▶ [Your goal]: The records should be repeated word for word, pictures excluded.

--------

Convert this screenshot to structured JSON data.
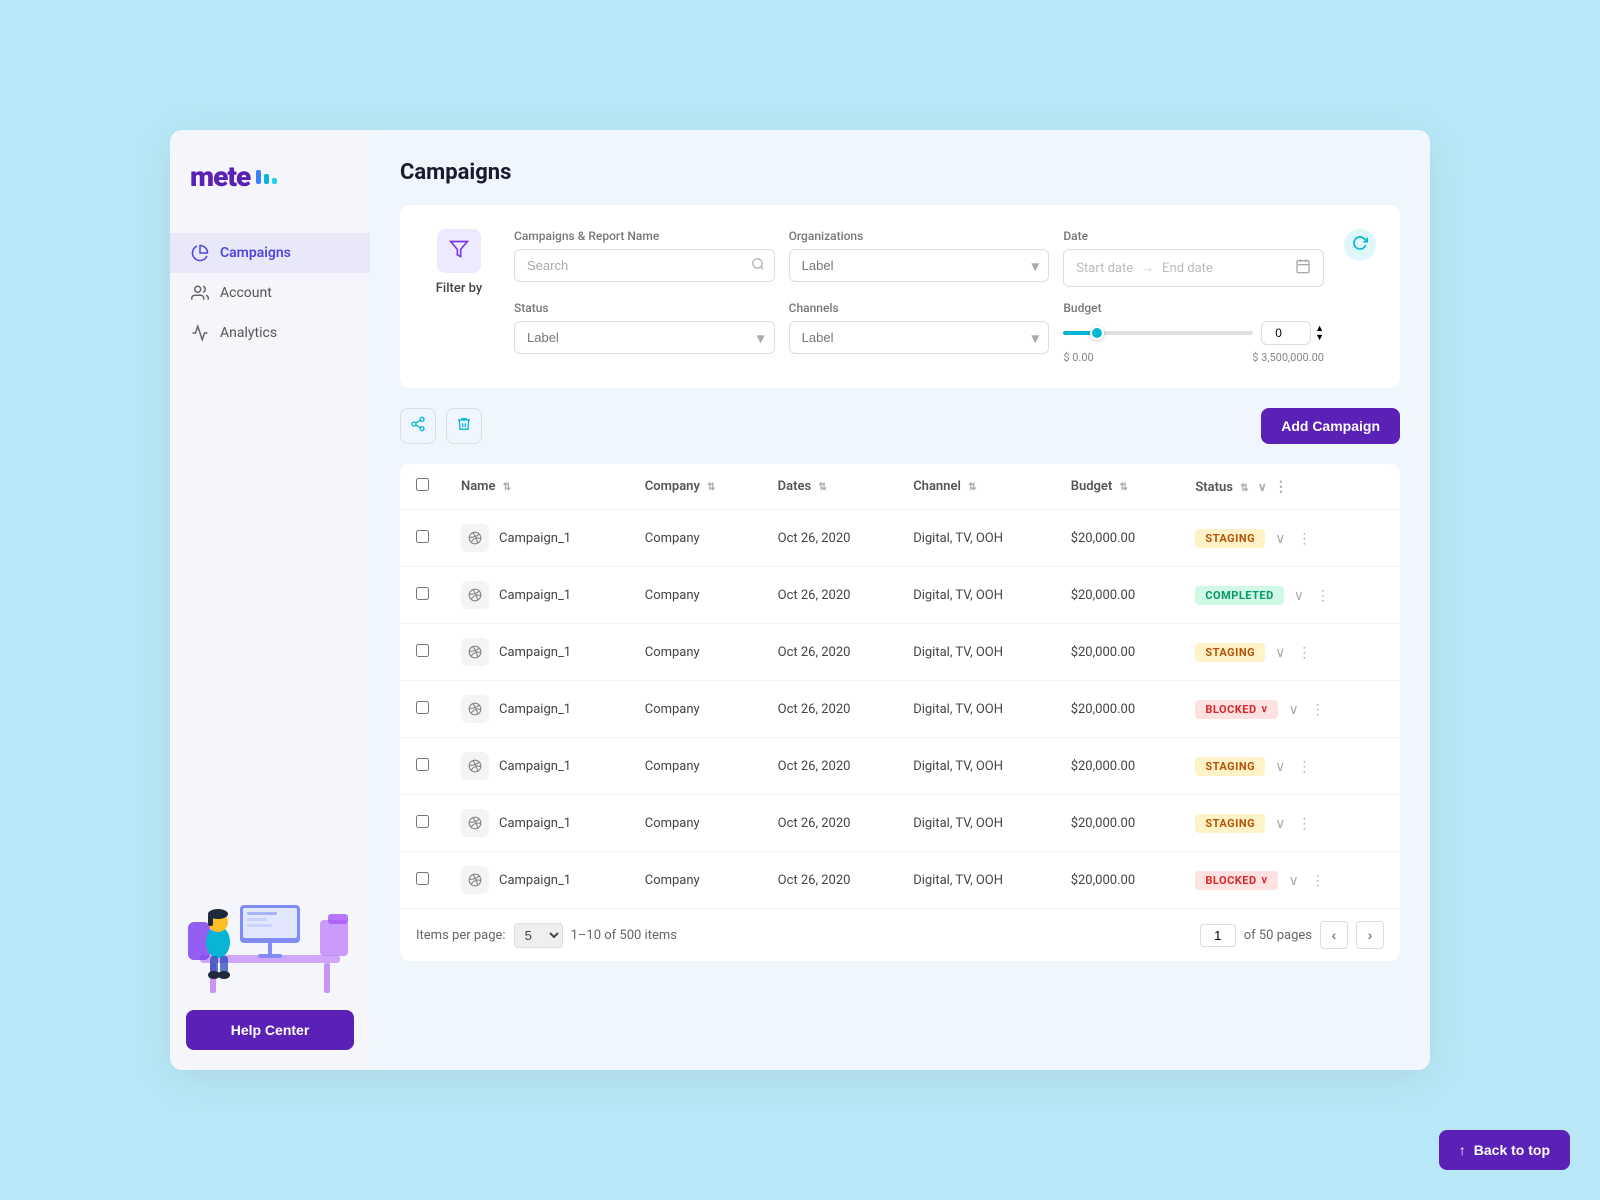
{
  "app": {
    "logo_text": "mete",
    "title": "Campaigns"
  },
  "sidebar": {
    "items": [
      {
        "id": "campaigns",
        "label": "Campaigns",
        "icon": "chart-pie-icon",
        "active": true
      },
      {
        "id": "account",
        "label": "Account",
        "icon": "users-icon",
        "active": false
      },
      {
        "id": "analytics",
        "label": "Analytics",
        "icon": "chart-line-icon",
        "active": false
      }
    ],
    "help_button_label": "Help Center"
  },
  "filter": {
    "title": "Filter by",
    "fields": {
      "campaigns_label": "Campaigns & Report Name",
      "campaigns_placeholder": "Search",
      "organizations_label": "Organizations",
      "organizations_placeholder": "Label",
      "date_label": "Date",
      "date_start_placeholder": "Start date",
      "date_end_placeholder": "End date",
      "status_label": "Status",
      "status_placeholder": "Label",
      "channels_label": "Channels",
      "channels_placeholder": "Label",
      "budget_label": "Budget",
      "budget_min": "$ 0.00",
      "budget_max": "$ 3,500,000.00",
      "budget_default": "0"
    }
  },
  "toolbar": {
    "add_button_label": "Add Campaign",
    "share_icon": "↗",
    "delete_icon": "🗑"
  },
  "table": {
    "columns": [
      {
        "id": "name",
        "label": "Name"
      },
      {
        "id": "company",
        "label": "Company"
      },
      {
        "id": "dates",
        "label": "Dates"
      },
      {
        "id": "channel",
        "label": "Channel"
      },
      {
        "id": "budget",
        "label": "Budget"
      },
      {
        "id": "status",
        "label": "Status"
      }
    ],
    "rows": [
      {
        "name": "Campaign_1",
        "company": "Company",
        "dates": "Oct 26, 2020",
        "channel": "Digital, TV, OOH",
        "budget": "$20,000.00",
        "status": "STAGING",
        "status_type": "staging"
      },
      {
        "name": "Campaign_1",
        "company": "Company",
        "dates": "Oct 26, 2020",
        "channel": "Digital, TV, OOH",
        "budget": "$20,000.00",
        "status": "COMPLETED",
        "status_type": "completed"
      },
      {
        "name": "Campaign_1",
        "company": "Company",
        "dates": "Oct 26, 2020",
        "channel": "Digital, TV, OOH",
        "budget": "$20,000.00",
        "status": "STAGING",
        "status_type": "staging"
      },
      {
        "name": "Campaign_1",
        "company": "Company",
        "dates": "Oct 26, 2020",
        "channel": "Digital, TV, OOH",
        "budget": "$20,000.00",
        "status": "BLOCKED",
        "status_type": "blocked"
      },
      {
        "name": "Campaign_1",
        "company": "Company",
        "dates": "Oct 26, 2020",
        "channel": "Digital, TV, OOH",
        "budget": "$20,000.00",
        "status": "STAGING",
        "status_type": "staging"
      },
      {
        "name": "Campaign_1",
        "company": "Company",
        "dates": "Oct 26, 2020",
        "channel": "Digital, TV, OOH",
        "budget": "$20,000.00",
        "status": "STAGING",
        "status_type": "staging"
      },
      {
        "name": "Campaign_1",
        "company": "Company",
        "dates": "Oct 26, 2020",
        "channel": "Digital, TV, OOH",
        "budget": "$20,000.00",
        "status": "BLOCKED",
        "status_type": "blocked"
      }
    ]
  },
  "pagination": {
    "items_per_page_label": "Items per page:",
    "items_per_page_value": "5",
    "range_label": "1–10 of 500 items",
    "current_page": "1",
    "total_pages_label": "of 50 pages"
  },
  "back_to_top": {
    "label": "Back to top"
  }
}
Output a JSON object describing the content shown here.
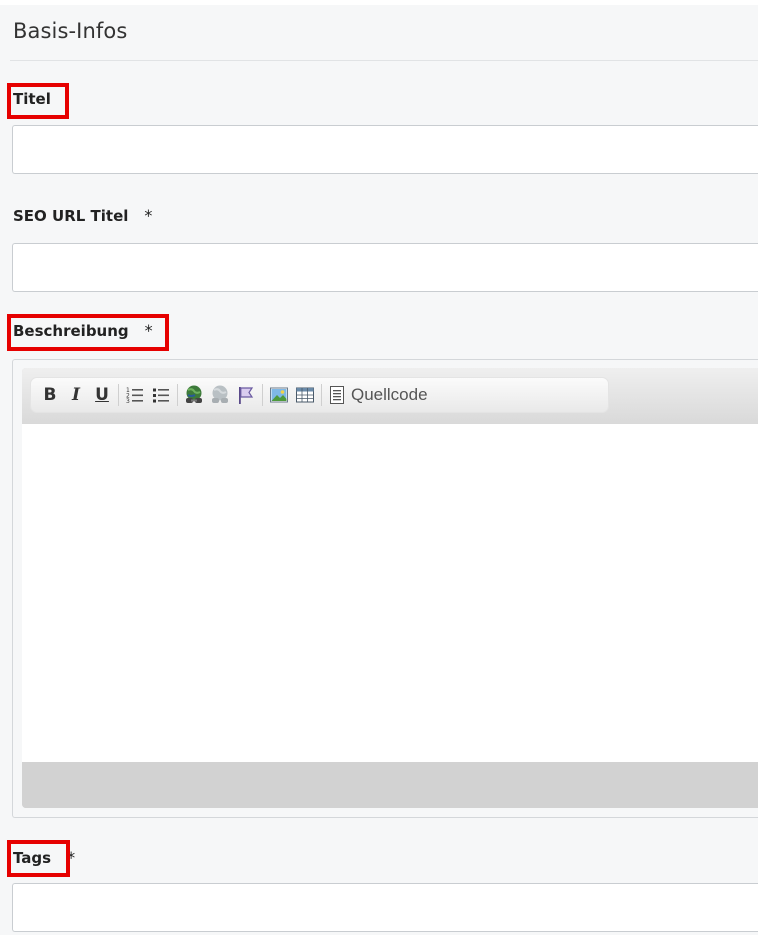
{
  "section": {
    "title": "Basis-Infos"
  },
  "fields": {
    "title": {
      "label": "Titel",
      "value": "",
      "placeholder": ""
    },
    "seo_url": {
      "label": "SEO URL Titel",
      "required_mark": "*",
      "value": "",
      "placeholder": ""
    },
    "description": {
      "label": "Beschreibung",
      "required_mark": "*"
    },
    "tags": {
      "label": "Tags",
      "required_mark": "*",
      "value": "",
      "placeholder": ""
    }
  },
  "editor": {
    "toolbar": [
      {
        "name": "bold-button",
        "glyph": "B"
      },
      {
        "name": "italic-button",
        "glyph": "I"
      },
      {
        "name": "underline-button",
        "glyph": "U"
      },
      {
        "name": "numbered-list-button",
        "icon": "numbered-list-icon"
      },
      {
        "name": "bulleted-list-button",
        "icon": "bulleted-list-icon"
      },
      {
        "name": "link-button",
        "icon": "link-icon"
      },
      {
        "name": "unlink-button",
        "icon": "unlink-icon"
      },
      {
        "name": "anchor-button",
        "icon": "flag-icon"
      },
      {
        "name": "image-button",
        "icon": "image-icon"
      },
      {
        "name": "table-button",
        "icon": "table-icon"
      }
    ],
    "source_label": "Quellcode"
  },
  "colors": {
    "highlight": "#e60000",
    "panel_background": "#f6f7f8"
  }
}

--------

▶ [Full solution]:
Convert this screenshot to structured JSON data.
{
  "app": {
    "logo_text": "mete",
    "title": "Campaigns"
  },
  "sidebar": {
    "items": [
      {
        "id": "campaigns",
        "label": "Campaigns",
        "icon": "chart-pie-icon",
        "active": true
      },
      {
        "id": "account",
        "label": "Account",
        "icon": "users-icon",
        "active": false
      },
      {
        "id": "analytics",
        "label": "Analytics",
        "icon": "chart-line-icon",
        "active": false
      }
    ],
    "help_button_label": "Help Center"
  },
  "filter": {
    "title": "Filter by",
    "fields": {
      "campaigns_label": "Campaigns & Report Name",
      "campaigns_placeholder": "Search",
      "organizations_label": "Organizations",
      "organizations_placeholder": "Label",
      "date_label": "Date",
      "date_start_placeholder": "Start date",
      "date_end_placeholder": "End date",
      "status_label": "Status",
      "status_placeholder": "Label",
      "channels_label": "Channels",
      "channels_placeholder": "Label",
      "budget_label": "Budget",
      "budget_min": "$ 0.00",
      "budget_max": "$ 3,500,000.00",
      "budget_default": "0"
    }
  },
  "toolbar": {
    "add_button_label": "Add Campaign",
    "share_icon": "↗",
    "delete_icon": "🗑"
  },
  "table": {
    "columns": [
      {
        "id": "name",
        "label": "Name"
      },
      {
        "id": "company",
        "label": "Company"
      },
      {
        "id": "dates",
        "label": "Dates"
      },
      {
        "id": "channel",
        "label": "Channel"
      },
      {
        "id": "budget",
        "label": "Budget"
      },
      {
        "id": "status",
        "label": "Status"
      }
    ],
    "rows": [
      {
        "name": "Campaign_1",
        "company": "Company",
        "dates": "Oct 26, 2020",
        "channel": "Digital, TV, OOH",
        "budget": "$20,000.00",
        "status": "STAGING",
        "status_type": "staging"
      },
      {
        "name": "Campaign_1",
        "company": "Company",
        "dates": "Oct 26, 2020",
        "channel": "Digital, TV, OOH",
        "budget": "$20,000.00",
        "status": "COMPLETED",
        "status_type": "completed"
      },
      {
        "name": "Campaign_1",
        "company": "Company",
        "dates": "Oct 26, 2020",
        "channel": "Digital, TV, OOH",
        "budget": "$20,000.00",
        "status": "STAGING",
        "status_type": "staging"
      },
      {
        "name": "Campaign_1",
        "company": "Company",
        "dates": "Oct 26, 2020",
        "channel": "Digital, TV, OOH",
        "budget": "$20,000.00",
        "status": "BLOCKED",
        "status_type": "blocked"
      },
      {
        "name": "Campaign_1",
        "company": "Company",
        "dates": "Oct 26, 2020",
        "channel": "Digital, TV, OOH",
        "budget": "$20,000.00",
        "status": "STAGING",
        "status_type": "staging"
      },
      {
        "name": "Campaign_1",
        "company": "Company",
        "dates": "Oct 26, 2020",
        "channel": "Digital, TV, OOH",
        "budget": "$20,000.00",
        "status": "STAGING",
        "status_type": "staging"
      },
      {
        "name": "Campaign_1",
        "company": "Company",
        "dates": "Oct 26, 2020",
        "channel": "Digital, TV, OOH",
        "budget": "$20,000.00",
        "status": "BLOCKED",
        "status_type": "blocked"
      }
    ]
  },
  "pagination": {
    "items_per_page_label": "Items per page:",
    "items_per_page_value": "5",
    "range_label": "1–10 of 500 items",
    "current_page": "1",
    "total_pages_label": "of 50 pages"
  },
  "back_to_top": {
    "label": "Back to top"
  }
}
Output a JSON object describing the content shown here.
{
  "section": {
    "title": "Basis-Infos"
  },
  "fields": {
    "title": {
      "label": "Titel",
      "value": "",
      "placeholder": ""
    },
    "seo_url": {
      "label": "SEO URL Titel",
      "required_mark": "*",
      "value": "",
      "placeholder": ""
    },
    "description": {
      "label": "Beschreibung",
      "required_mark": "*"
    },
    "tags": {
      "label": "Tags",
      "required_mark": "*",
      "value": "",
      "placeholder": ""
    }
  },
  "editor": {
    "toolbar": [
      {
        "name": "bold-button",
        "glyph": "B"
      },
      {
        "name": "italic-button",
        "glyph": "I"
      },
      {
        "name": "underline-button",
        "glyph": "U"
      },
      {
        "name": "numbered-list-button",
        "icon": "numbered-list-icon"
      },
      {
        "name": "bulleted-list-button",
        "icon": "bulleted-list-icon"
      },
      {
        "name": "link-button",
        "icon": "link-icon"
      },
      {
        "name": "unlink-button",
        "icon": "unlink-icon"
      },
      {
        "name": "anchor-button",
        "icon": "flag-icon"
      },
      {
        "name": "image-button",
        "icon": "image-icon"
      },
      {
        "name": "table-button",
        "icon": "table-icon"
      }
    ],
    "source_label": "Quellcode"
  },
  "colors": {
    "highlight": "#e60000",
    "panel_background": "#f6f7f8"
  }
}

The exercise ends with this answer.